_Trecho fornecido_:
::::

Dessa feita, a aceitação do Direito Penal para tutelar o meio ambiente não se faz sem a flexibilização dos princípios e institutos tradicionais, já que os desafios e necessidades são diferentes. No caso da poluição, não é difícil concluir que o processo de degradação ambiental não ocorre com a ação isolada de um poluidor, mas advém de um processo cumulativo. Daí porque para incidir o Direito Penal neste campo não será possível levar em consideração a ação individual, pois não se saberá em que medida cada poluidor contribuiu para um dano ambiental. Alarga-se o Direito Penal para se admitir, sem muito apego ao princípio penal fundamental da vedação da responsabilidade objetiva, a proibição de comportamentos sociais que acarretem lesões “mais do que possíveis, indubitavelmente previsíveis e muito prováveis, para não se dizer certas”.254

Logo, não se pode deixar de registrar que o abandono dos moldes clássicos do princípio da culpabilidade se torna uma exigência para que se alcance, também, a responsabilização da pessoa jurídica, às vezes o único poluidor que se possa identificar.

Assim, mesmo que se aceite essas transposições para atualizar o Direito Penal a uma sociedade de risco, a questão suplementar que se coloca é analisar de que forma a criminalização da biopirataria poderá, a partir de uma política criminal inerente a um Estado de direito democrático, assegurar a tutela de um bem jurídico ambiental. Em outros termos, a tutela penal da biopirataria é necessária? Será que a inclusão da biopirataria no campo de incidência do Direito Penal alcançará os fins a que se propõe, proteger o patrimônio genético decorrente da biodiversidade e os conhecimentos tradicionais que recaem sobre a biodiversidade?

::::

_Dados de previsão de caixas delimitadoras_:

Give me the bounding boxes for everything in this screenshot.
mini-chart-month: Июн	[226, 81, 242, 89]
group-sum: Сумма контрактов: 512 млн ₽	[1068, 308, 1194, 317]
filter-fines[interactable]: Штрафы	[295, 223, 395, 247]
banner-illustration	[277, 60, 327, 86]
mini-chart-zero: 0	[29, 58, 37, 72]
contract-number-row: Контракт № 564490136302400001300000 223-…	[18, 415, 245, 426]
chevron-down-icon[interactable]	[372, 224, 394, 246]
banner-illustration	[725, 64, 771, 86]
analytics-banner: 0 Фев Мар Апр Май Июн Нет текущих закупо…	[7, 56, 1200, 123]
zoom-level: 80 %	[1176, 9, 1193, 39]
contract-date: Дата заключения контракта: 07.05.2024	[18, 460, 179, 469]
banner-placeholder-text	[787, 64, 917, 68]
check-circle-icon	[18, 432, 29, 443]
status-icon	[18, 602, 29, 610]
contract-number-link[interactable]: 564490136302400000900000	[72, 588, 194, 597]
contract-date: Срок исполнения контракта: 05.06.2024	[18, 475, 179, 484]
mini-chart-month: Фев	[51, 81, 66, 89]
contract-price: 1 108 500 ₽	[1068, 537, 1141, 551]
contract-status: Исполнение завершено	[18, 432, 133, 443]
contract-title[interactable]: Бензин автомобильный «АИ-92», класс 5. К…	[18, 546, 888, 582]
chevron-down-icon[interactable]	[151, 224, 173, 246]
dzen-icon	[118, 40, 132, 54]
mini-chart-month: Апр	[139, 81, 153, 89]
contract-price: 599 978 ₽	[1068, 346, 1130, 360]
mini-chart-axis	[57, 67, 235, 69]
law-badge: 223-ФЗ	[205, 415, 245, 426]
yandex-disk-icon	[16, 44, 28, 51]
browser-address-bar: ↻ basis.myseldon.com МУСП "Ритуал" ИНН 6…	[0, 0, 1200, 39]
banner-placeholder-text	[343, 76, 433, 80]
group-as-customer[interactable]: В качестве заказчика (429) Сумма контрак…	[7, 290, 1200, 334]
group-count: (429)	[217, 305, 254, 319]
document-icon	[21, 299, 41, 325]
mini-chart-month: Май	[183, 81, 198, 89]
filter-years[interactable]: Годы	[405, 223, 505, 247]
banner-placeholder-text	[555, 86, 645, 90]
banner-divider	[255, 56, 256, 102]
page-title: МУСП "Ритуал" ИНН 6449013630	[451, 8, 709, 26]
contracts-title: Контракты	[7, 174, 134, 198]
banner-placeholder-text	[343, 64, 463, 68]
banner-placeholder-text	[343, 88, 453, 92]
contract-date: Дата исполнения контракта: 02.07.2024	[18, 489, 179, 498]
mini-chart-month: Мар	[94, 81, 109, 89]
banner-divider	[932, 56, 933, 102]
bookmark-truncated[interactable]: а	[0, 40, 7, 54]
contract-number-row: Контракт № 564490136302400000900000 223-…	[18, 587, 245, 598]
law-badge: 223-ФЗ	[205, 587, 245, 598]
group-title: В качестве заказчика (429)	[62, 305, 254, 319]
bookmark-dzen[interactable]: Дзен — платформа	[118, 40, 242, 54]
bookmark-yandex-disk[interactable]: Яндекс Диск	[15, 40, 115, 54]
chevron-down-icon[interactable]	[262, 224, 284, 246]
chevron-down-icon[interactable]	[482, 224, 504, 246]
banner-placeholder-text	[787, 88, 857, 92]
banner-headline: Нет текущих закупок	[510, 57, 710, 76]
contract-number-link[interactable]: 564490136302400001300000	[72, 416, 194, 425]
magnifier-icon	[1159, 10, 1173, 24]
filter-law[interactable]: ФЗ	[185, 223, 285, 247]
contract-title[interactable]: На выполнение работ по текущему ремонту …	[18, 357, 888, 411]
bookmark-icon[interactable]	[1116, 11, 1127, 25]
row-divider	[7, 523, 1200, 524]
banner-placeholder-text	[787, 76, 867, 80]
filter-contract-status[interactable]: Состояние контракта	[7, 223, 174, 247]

::::

_Lista de atividades_:
A) Responda com base no trecho:
(i) No caso da poluição, de que tipo de processo advém a degradação ambiental?
(ii) O abandono dos moldes clássicos de qual princípio se torna uma exigência para alcançar a responsabilização da pessoa jurídica?
(iii) A criminalização de que prática é o objeto da questão suplementar levantada?
B) Altere o trecho, começando em "Logo, não se" e terminando em "sobre a biodiversidade?", trocando "pessoa jurídica" por "empresa".
C) Liste todas as qualificações atribuídas às lesões na citação entre aspas do trecho.
As entradas não têm relação com o trecho.

_Respostas das atividades_:
A)
(i) De um processo cumulativo.
(ii) Do princípio da culpabilidade.
(iii) Da biopirataria.

B)
Logo, não se pode deixar de registrar que o abandono dos moldes clássicos do princípio da culpabilidade se torna uma exigência para que se alcance, também, a responsabilização da empresa, às vezes o único poluidor que se possa identificar.

Assim, mesmo que se aceite essas transposições para atualizar o Direito Penal a uma sociedade de risco, a questão suplementar que se coloca é analisar de que forma a criminalização da biopirataria poderá, a partir de uma política criminal inerente a um Estado de direito democrático, assegurar a tutela de um bem jurídico ambiental. Em outros termos, a tutela penal da biopirataria é necessária? Será que a inclusão da biopirataria no campo de incidência do Direito Penal alcançará os fins a que se propõe, proteger o patrimônio genético decorrente da biodiversidade e os conhecimentos tradicionais que recaem sobre a biodiversidade?

C)
mais do que possíveis
indubitavelmente previsíveis
muito prováveis
certas